** DATA FOR PROCESSING follows **
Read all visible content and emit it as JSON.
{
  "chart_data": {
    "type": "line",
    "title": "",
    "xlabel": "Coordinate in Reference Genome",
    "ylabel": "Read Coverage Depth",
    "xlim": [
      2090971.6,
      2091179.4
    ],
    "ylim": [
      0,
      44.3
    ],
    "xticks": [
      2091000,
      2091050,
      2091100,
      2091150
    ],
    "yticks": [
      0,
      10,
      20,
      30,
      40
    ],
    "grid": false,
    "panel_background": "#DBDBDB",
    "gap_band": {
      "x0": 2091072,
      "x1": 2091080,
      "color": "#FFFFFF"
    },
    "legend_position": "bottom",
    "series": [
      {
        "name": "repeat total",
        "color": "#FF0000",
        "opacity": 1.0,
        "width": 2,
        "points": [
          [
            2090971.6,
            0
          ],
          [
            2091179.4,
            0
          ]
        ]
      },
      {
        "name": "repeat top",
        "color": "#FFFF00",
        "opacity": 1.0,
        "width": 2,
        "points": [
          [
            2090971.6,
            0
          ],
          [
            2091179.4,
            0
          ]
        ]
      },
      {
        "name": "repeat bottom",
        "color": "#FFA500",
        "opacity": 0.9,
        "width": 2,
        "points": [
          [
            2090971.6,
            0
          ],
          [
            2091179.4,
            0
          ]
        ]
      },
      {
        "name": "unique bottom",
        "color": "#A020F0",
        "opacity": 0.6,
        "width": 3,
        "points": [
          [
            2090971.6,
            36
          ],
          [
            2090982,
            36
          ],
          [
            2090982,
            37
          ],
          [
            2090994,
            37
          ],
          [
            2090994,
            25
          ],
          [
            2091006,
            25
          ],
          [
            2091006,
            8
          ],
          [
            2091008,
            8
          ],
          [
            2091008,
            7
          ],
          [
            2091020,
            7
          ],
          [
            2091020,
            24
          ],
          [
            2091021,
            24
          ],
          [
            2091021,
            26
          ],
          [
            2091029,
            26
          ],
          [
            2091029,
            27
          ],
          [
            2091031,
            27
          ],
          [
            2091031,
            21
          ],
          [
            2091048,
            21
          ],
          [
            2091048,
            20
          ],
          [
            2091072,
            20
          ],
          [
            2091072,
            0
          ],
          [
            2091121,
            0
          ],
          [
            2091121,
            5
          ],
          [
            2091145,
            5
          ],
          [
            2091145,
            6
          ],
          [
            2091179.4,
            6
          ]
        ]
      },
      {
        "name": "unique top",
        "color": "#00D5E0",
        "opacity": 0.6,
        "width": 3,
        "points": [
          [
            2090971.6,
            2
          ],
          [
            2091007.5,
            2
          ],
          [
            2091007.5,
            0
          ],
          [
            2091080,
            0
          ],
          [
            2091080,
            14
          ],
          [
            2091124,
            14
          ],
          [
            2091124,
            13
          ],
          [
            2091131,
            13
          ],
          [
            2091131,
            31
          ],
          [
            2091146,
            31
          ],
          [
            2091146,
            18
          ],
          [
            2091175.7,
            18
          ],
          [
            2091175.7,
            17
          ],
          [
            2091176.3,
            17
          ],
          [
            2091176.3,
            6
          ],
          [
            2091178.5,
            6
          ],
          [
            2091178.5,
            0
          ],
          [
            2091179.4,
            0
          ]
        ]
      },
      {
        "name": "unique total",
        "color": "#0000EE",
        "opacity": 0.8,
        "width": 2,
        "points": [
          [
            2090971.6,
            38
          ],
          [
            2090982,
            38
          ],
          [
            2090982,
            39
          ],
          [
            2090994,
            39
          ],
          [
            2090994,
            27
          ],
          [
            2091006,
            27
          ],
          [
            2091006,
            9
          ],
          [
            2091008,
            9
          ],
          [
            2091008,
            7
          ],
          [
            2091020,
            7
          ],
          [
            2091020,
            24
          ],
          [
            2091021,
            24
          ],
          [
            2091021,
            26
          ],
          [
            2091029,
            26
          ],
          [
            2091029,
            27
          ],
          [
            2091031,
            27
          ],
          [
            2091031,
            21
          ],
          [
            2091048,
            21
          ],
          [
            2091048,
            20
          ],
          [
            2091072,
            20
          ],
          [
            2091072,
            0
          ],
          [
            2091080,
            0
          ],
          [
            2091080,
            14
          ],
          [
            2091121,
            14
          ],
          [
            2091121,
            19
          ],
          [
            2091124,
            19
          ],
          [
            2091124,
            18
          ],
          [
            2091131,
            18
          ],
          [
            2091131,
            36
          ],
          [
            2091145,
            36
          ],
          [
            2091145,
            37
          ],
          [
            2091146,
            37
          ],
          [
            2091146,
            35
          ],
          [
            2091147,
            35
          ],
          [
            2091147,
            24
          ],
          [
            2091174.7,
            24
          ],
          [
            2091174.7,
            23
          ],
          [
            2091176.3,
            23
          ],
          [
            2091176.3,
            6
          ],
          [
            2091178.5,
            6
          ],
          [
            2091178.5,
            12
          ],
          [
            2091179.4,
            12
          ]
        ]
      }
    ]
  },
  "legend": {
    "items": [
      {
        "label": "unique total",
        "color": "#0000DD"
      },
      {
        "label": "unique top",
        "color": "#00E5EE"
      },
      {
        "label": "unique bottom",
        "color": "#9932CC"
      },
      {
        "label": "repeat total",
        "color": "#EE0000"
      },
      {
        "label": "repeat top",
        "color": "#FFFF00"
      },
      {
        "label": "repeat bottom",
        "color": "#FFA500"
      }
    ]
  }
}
** End of DATA FOR PROCESSING **
** DATA FOR PROCESSING follows **
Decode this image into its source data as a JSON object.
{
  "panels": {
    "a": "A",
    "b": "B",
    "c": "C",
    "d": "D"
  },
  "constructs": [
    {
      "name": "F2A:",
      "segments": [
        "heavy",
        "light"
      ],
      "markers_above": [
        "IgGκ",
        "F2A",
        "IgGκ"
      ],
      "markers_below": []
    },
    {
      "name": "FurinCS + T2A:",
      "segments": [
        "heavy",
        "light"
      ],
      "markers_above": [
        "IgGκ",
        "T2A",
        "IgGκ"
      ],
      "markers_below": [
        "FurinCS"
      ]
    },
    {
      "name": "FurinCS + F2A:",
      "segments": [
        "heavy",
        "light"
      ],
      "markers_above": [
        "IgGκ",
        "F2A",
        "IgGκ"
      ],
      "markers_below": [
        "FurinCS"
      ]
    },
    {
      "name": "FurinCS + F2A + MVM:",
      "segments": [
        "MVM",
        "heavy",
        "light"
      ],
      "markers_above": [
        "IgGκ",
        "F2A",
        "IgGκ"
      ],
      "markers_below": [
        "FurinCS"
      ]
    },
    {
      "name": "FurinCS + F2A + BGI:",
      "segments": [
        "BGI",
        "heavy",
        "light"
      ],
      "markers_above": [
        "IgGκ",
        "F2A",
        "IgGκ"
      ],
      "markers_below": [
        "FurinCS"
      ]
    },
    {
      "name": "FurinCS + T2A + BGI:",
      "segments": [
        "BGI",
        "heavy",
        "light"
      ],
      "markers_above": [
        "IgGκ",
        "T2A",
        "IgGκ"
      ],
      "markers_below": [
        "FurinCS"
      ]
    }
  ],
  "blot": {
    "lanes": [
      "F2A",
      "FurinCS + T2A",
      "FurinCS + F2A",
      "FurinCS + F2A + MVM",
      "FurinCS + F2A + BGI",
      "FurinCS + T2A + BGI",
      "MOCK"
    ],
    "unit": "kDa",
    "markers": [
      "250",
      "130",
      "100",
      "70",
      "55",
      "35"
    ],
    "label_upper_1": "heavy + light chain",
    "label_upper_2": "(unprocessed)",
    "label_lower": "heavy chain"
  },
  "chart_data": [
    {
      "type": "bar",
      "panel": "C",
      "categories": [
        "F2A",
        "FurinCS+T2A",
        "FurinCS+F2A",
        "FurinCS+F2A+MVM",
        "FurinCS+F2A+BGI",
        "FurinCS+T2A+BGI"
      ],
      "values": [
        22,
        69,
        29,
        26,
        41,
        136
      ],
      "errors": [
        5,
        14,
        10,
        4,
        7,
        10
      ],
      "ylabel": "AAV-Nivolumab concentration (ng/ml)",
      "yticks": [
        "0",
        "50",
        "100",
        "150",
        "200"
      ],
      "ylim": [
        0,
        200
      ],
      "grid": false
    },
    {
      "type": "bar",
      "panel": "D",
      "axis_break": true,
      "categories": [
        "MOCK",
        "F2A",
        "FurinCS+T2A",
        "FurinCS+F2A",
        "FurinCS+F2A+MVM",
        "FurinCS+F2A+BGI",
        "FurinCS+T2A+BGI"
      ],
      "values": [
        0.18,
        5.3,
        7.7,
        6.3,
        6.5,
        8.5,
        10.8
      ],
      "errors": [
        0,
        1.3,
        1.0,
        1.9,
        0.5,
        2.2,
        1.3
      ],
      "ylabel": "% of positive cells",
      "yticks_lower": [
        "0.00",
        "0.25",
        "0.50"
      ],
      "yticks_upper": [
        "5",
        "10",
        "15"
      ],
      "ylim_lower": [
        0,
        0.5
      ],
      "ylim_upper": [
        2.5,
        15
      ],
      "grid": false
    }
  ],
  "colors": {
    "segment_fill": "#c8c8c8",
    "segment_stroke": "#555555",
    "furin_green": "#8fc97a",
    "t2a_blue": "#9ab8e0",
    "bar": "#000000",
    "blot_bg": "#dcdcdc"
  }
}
** End of DATA FOR PROCESSING **
# WORK REQUEST
All lines above with "total" in them should be returned.

# OUTPUT OF THE EXERCISE
        "name": "repeat total",
        "name": "unique total",
        "label": "unique total",
        "label": "repeat total",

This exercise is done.